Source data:

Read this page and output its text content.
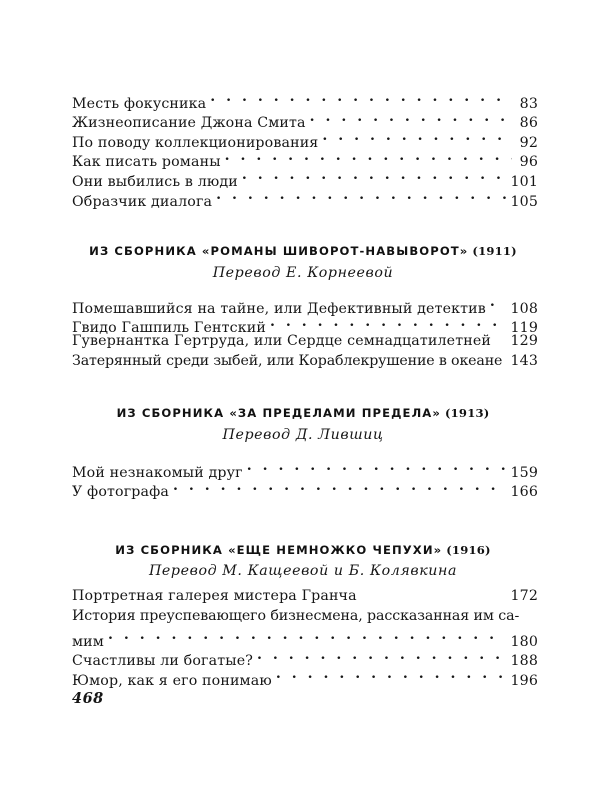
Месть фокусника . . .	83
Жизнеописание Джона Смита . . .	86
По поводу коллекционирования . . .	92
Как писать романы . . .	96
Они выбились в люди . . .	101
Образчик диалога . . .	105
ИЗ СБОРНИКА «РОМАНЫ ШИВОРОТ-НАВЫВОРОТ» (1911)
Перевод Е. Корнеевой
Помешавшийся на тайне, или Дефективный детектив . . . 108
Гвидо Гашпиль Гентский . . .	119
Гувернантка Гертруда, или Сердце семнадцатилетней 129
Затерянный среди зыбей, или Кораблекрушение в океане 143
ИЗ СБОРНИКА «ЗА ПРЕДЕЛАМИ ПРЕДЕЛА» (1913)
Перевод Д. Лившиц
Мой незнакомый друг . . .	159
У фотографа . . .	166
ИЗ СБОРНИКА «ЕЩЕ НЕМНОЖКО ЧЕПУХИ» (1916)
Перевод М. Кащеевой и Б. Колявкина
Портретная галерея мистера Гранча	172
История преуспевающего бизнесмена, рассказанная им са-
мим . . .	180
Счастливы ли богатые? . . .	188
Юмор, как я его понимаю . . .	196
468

--

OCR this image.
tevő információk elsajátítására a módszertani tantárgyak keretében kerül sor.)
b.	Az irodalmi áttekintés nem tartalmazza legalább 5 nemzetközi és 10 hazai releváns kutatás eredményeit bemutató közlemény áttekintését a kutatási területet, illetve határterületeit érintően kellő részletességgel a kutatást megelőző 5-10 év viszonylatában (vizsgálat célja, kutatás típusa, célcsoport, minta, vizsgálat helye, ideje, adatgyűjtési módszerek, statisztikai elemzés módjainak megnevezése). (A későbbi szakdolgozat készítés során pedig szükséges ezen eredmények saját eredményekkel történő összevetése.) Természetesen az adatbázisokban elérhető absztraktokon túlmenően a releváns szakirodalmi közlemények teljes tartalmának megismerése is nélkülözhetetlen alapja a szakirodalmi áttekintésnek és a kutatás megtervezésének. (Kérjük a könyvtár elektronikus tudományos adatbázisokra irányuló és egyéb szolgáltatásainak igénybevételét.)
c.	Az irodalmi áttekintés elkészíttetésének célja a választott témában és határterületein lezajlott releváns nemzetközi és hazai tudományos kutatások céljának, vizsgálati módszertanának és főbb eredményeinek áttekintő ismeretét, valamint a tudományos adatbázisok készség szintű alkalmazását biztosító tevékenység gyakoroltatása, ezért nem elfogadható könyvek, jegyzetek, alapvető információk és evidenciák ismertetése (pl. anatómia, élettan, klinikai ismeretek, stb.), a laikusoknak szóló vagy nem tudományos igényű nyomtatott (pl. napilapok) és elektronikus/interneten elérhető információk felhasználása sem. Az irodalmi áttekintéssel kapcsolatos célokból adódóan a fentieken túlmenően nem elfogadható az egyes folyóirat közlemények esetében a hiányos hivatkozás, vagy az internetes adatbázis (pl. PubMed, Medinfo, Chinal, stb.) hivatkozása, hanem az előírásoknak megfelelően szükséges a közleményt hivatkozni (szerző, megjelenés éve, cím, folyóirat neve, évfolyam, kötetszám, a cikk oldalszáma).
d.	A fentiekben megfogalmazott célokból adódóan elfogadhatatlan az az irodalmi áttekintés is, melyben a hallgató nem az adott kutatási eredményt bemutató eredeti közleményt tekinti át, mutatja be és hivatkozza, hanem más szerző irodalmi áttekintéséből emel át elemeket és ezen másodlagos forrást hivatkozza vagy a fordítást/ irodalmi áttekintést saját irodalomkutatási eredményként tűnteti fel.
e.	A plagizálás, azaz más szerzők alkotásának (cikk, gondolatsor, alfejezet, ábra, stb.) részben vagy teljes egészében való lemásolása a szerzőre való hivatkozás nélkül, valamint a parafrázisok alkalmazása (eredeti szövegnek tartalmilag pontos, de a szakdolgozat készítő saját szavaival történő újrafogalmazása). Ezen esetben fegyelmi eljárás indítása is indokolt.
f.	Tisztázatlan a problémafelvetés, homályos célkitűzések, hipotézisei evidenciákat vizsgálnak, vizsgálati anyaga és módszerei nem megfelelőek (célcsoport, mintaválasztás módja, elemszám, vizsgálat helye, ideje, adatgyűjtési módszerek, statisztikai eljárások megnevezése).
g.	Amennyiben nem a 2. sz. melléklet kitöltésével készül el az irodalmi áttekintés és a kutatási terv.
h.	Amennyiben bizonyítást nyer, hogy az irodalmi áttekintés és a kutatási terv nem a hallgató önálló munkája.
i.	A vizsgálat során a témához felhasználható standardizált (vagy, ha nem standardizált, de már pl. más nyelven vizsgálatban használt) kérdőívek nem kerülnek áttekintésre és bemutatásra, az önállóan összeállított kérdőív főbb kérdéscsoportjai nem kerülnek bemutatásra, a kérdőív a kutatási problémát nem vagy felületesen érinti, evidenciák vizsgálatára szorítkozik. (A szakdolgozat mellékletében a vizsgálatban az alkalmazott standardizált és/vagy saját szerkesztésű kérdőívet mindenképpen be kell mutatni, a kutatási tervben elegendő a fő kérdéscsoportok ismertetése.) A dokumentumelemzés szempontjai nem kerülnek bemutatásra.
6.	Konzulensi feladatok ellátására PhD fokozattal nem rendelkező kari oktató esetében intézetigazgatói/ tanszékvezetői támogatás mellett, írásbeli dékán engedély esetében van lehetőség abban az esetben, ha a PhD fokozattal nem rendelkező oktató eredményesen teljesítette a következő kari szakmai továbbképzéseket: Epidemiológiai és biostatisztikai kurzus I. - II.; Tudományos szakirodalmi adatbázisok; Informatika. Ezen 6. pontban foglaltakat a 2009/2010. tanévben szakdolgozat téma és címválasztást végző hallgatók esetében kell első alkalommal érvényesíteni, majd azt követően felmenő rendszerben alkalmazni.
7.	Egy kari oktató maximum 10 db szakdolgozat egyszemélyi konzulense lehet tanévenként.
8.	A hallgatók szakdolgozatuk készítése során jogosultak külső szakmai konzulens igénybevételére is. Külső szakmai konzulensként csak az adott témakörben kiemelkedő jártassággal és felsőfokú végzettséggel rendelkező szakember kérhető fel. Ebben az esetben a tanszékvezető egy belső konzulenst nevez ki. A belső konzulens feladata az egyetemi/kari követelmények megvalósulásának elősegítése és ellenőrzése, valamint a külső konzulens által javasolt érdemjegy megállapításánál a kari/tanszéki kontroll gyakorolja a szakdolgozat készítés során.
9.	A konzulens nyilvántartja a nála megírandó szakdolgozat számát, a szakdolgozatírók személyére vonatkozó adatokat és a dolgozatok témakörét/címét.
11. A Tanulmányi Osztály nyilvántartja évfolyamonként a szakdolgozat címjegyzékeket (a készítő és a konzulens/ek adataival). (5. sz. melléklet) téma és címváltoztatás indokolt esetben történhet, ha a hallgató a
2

...

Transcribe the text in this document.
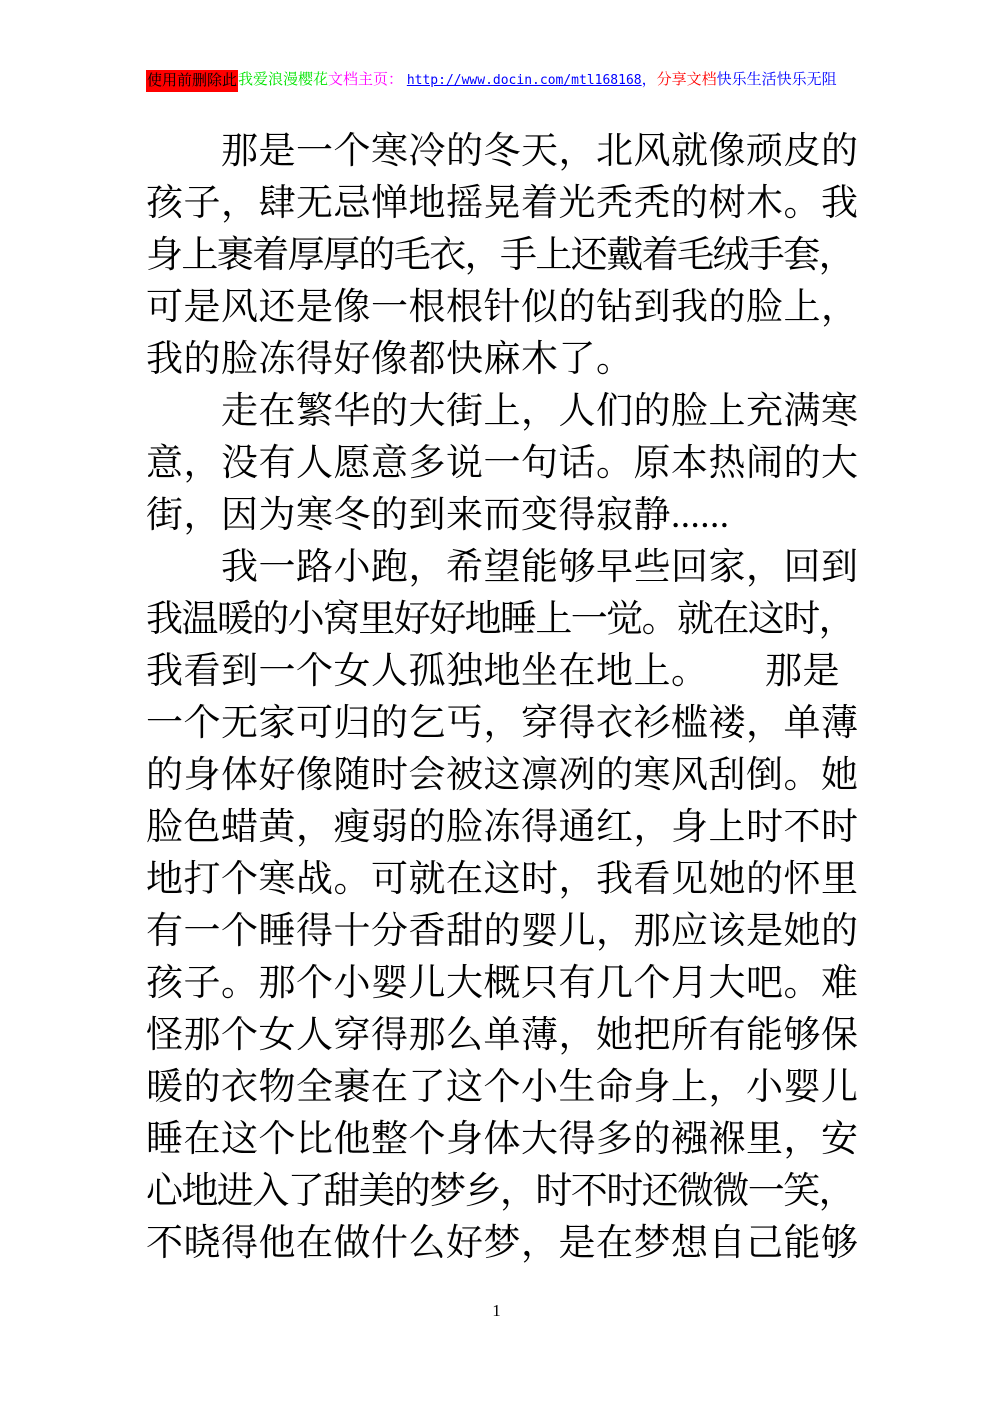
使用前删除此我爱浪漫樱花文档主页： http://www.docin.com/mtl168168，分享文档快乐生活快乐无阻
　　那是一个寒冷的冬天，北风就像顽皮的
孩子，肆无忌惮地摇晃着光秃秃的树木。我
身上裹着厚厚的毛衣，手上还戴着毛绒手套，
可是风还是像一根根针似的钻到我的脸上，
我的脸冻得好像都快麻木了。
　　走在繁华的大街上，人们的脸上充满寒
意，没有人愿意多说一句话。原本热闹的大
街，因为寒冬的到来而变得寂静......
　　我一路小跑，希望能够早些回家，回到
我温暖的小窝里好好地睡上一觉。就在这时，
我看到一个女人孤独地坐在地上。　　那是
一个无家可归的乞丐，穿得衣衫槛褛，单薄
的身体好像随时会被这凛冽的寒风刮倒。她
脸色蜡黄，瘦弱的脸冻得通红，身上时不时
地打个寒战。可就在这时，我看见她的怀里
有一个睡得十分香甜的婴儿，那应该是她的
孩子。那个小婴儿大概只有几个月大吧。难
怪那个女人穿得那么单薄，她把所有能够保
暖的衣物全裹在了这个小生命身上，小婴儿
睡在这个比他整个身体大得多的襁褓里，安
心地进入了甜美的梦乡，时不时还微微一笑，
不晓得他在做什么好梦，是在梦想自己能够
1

# AIM
Look through the records and gather every line containing "text".

# RESULT OF THIS TASK
Read this page and output its text content.
Transcribe the text in this document.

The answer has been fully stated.